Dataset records
** Begin **

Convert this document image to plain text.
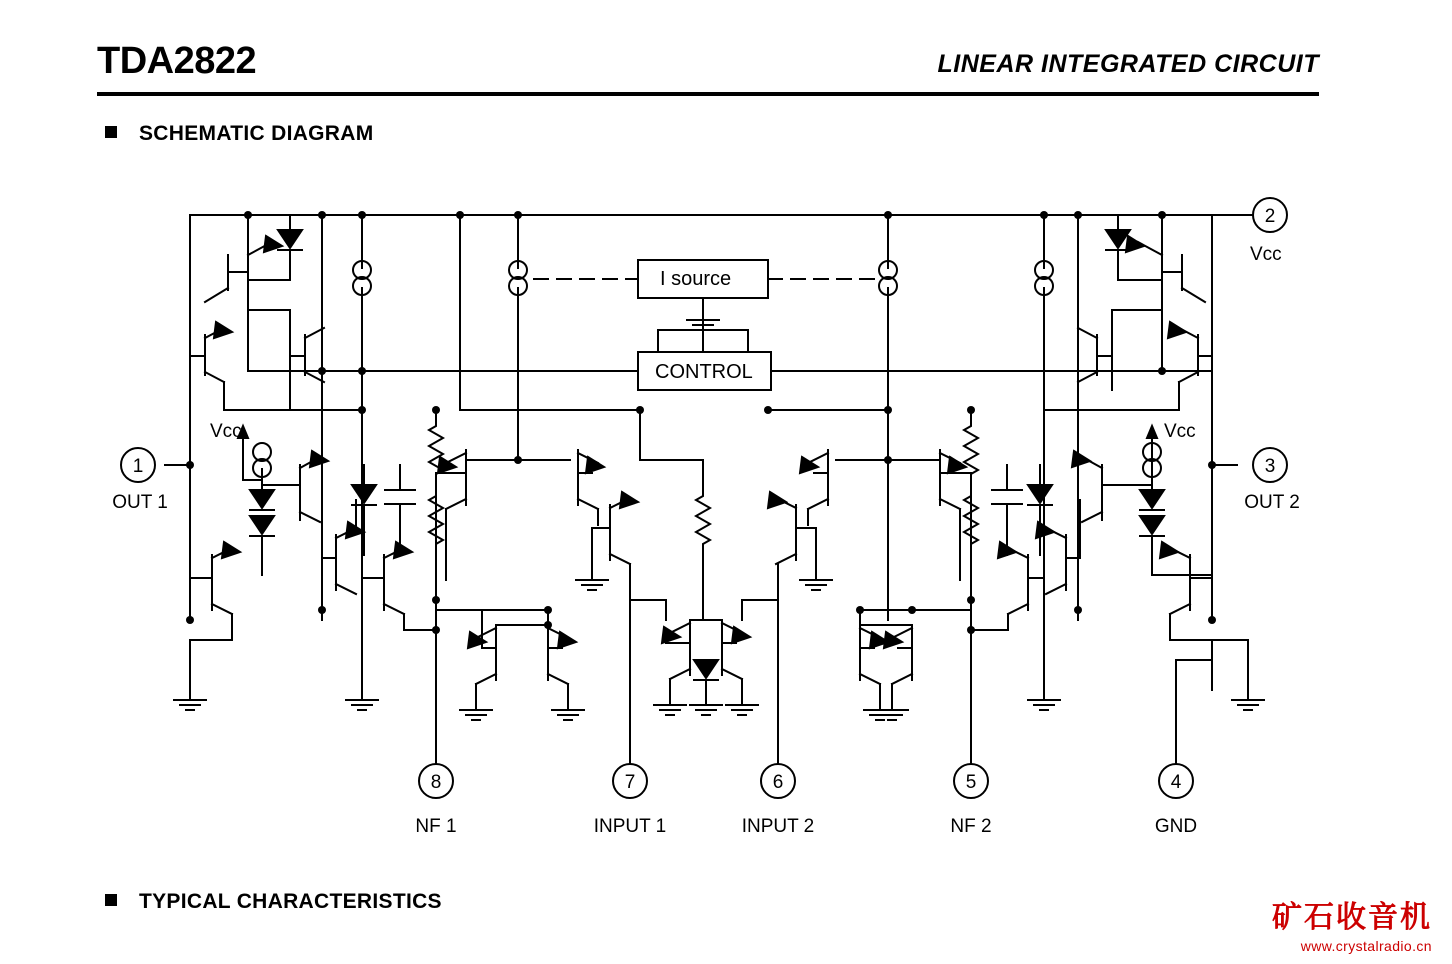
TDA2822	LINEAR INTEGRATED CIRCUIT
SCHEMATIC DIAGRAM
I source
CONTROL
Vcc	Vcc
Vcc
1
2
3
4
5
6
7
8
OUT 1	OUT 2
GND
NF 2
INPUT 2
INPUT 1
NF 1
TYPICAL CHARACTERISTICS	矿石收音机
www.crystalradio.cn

** End **
** Begin **

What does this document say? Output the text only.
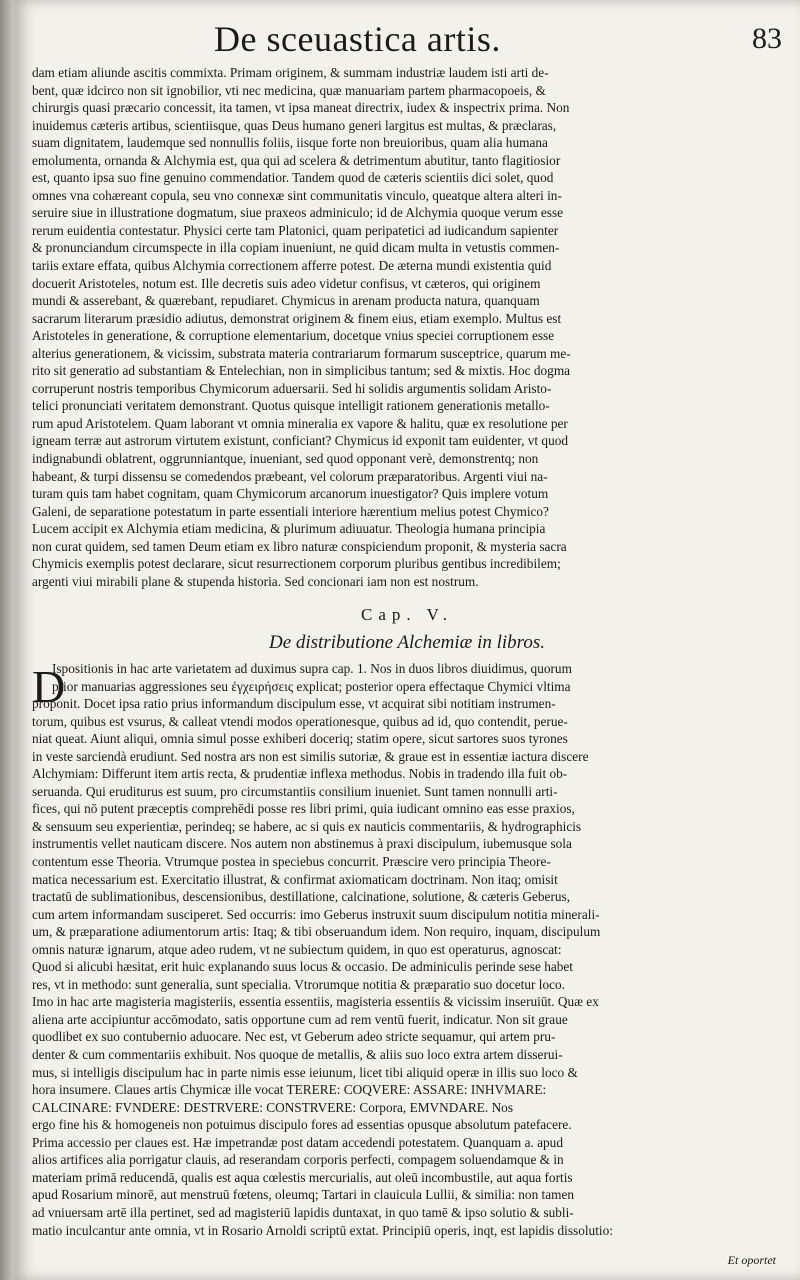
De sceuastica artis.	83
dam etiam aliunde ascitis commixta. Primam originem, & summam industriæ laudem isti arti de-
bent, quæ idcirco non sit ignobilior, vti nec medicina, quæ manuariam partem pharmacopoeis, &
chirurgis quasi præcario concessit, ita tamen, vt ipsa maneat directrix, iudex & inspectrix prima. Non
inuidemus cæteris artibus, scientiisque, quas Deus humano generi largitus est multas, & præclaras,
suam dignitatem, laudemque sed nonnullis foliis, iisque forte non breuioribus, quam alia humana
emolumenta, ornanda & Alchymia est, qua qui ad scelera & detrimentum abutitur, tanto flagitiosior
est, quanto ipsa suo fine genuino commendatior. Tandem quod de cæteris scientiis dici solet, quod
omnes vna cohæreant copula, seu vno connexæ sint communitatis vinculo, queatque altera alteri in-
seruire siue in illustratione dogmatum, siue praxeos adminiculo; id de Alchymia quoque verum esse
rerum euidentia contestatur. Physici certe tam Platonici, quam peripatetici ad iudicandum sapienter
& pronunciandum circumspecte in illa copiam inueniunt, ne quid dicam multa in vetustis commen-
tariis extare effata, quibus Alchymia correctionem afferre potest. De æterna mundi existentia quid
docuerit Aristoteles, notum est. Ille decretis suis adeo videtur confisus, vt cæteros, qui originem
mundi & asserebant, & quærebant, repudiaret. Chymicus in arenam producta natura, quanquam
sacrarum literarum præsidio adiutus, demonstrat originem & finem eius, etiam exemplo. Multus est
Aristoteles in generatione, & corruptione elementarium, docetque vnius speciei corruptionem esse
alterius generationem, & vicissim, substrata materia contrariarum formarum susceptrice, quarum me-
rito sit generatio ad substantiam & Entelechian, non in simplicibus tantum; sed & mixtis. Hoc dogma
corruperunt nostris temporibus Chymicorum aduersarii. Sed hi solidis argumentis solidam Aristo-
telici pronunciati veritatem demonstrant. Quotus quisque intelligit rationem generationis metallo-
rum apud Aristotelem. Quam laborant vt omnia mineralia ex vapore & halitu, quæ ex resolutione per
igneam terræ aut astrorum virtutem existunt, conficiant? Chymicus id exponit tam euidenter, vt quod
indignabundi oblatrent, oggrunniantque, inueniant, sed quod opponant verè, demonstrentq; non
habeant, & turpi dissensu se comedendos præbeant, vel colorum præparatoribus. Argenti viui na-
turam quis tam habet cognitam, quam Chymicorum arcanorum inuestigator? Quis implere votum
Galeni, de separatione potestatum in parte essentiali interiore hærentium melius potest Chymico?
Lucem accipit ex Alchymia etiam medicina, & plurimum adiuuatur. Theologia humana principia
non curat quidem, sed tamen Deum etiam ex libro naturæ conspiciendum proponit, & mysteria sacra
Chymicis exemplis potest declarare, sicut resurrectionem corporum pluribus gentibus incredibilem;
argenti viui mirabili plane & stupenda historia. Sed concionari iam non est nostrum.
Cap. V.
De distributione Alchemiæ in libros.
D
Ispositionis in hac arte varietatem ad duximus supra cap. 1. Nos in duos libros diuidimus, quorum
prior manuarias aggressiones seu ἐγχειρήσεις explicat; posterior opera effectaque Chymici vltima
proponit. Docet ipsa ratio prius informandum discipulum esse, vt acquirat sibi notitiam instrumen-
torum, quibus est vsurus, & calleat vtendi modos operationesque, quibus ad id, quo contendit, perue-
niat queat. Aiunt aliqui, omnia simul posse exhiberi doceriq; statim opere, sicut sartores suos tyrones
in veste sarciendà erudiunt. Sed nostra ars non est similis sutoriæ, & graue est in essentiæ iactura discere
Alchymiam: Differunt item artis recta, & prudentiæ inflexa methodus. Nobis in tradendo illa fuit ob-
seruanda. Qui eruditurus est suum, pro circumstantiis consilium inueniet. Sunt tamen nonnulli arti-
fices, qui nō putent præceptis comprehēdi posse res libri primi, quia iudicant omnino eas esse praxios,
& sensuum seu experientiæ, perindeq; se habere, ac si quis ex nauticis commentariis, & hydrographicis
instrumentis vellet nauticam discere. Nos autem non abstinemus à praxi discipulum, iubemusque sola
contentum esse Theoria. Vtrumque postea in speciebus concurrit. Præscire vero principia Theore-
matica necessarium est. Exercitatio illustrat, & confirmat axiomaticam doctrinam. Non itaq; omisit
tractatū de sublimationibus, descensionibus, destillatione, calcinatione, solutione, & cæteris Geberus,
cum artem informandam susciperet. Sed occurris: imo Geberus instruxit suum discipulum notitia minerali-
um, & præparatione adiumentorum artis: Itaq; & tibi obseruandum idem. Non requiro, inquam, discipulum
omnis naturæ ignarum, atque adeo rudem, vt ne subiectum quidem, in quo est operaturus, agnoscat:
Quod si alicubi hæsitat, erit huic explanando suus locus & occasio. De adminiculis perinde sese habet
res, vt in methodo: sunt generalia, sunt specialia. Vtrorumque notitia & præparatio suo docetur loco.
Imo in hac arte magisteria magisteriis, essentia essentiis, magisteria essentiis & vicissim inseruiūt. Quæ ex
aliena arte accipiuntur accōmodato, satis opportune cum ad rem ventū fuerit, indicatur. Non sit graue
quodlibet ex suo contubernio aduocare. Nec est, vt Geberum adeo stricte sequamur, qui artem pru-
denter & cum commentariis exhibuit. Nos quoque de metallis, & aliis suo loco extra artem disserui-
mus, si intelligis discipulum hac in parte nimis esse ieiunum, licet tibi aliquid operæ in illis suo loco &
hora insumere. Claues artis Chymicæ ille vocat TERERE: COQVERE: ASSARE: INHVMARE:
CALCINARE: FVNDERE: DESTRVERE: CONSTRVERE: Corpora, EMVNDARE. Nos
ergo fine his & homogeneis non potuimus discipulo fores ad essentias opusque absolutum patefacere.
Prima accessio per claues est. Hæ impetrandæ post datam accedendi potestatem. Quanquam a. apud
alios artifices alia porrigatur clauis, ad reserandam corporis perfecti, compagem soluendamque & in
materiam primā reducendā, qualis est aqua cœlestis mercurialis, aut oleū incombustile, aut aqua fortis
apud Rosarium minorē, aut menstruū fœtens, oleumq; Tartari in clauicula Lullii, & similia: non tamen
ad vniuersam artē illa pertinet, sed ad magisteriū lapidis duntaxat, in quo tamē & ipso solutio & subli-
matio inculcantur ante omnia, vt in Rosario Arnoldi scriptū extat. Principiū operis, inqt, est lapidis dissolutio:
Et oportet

** End **
** Begin **

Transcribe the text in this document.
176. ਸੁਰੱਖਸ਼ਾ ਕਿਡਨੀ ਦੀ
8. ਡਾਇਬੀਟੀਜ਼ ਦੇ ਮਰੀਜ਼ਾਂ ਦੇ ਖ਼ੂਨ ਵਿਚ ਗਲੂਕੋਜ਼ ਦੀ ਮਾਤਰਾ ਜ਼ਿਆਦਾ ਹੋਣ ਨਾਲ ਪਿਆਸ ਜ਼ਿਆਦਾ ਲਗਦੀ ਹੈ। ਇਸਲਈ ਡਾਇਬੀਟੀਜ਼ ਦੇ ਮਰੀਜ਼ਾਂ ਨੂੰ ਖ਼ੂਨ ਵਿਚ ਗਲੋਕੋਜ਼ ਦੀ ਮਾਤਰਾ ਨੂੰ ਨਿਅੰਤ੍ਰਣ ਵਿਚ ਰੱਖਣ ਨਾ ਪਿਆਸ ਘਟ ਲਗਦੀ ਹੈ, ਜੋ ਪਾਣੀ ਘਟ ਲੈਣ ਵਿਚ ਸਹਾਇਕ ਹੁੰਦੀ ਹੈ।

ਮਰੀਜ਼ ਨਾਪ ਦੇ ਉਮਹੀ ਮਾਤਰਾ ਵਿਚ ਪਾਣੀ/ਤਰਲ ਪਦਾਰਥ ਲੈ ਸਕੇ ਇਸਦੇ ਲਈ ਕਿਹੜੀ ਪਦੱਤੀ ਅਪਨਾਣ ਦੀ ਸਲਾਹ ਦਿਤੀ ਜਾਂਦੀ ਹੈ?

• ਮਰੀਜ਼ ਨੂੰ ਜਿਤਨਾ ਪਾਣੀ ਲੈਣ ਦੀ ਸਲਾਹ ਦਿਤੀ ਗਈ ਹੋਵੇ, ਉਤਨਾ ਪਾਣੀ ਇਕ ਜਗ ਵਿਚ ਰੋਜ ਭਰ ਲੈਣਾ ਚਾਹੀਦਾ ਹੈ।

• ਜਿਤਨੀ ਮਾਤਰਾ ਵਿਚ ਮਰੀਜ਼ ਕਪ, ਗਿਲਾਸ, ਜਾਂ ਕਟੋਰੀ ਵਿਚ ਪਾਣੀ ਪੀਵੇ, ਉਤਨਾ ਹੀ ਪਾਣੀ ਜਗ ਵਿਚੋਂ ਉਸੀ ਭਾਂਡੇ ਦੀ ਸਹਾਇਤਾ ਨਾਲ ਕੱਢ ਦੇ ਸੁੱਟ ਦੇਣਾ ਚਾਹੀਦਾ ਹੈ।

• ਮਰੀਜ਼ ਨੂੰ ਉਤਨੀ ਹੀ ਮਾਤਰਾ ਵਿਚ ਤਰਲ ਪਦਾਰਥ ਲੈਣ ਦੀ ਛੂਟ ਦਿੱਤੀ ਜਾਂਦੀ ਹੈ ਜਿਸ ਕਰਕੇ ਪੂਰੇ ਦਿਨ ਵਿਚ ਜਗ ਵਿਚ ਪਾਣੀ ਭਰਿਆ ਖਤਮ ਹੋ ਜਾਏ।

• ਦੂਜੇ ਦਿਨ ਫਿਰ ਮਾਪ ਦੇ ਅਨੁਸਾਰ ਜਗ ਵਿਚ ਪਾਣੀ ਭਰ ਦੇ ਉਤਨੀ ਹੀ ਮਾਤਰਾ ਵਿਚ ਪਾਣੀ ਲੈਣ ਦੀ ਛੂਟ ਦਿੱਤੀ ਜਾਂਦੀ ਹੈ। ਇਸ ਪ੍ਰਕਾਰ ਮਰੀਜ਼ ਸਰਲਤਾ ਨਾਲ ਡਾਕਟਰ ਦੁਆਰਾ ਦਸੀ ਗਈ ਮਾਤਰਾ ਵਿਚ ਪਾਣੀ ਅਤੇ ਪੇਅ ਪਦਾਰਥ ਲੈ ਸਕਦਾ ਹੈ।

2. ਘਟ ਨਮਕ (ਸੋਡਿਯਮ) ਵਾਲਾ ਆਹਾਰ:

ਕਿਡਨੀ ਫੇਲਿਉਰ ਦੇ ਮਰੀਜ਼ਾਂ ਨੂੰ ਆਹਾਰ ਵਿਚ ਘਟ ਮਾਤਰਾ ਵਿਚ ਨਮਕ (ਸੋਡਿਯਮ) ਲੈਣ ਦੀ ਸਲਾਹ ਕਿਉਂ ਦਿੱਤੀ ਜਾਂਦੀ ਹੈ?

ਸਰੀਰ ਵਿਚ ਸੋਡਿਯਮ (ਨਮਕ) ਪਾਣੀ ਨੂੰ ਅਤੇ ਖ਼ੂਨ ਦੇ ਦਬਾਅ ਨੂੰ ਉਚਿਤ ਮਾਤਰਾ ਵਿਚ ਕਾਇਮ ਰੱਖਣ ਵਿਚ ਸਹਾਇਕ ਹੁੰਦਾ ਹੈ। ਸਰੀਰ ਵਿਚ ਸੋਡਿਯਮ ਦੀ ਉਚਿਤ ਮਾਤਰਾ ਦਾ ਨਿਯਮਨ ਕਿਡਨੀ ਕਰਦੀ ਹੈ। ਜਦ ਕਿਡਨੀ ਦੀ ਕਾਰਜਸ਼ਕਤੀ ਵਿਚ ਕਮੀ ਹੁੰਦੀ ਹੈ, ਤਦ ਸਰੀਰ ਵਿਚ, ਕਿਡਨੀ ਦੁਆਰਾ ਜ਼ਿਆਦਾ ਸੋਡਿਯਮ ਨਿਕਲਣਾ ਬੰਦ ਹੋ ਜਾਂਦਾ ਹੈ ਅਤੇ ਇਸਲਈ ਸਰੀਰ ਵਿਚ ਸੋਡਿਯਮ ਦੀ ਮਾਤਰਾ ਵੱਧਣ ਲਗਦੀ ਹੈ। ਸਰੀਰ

** End **

* _BRIEF_:
Out of the records, collect only those lines that contain the string "omnia".

* _THE RESULT_:
rum apud Aristotelem. Quam laborant vt omnia mineralia ex vapore & halitu, quæ ex resolutione per
niat queat. Aiunt aliqui, omnia simul posse exhiberi doceriq; statim opere, sicut sartores suos tyrones
matio inculcantur ante omnia, vt in Rosario Arnoldi scriptū extat. Principiū operis, inqt, est lapidis dissolutio:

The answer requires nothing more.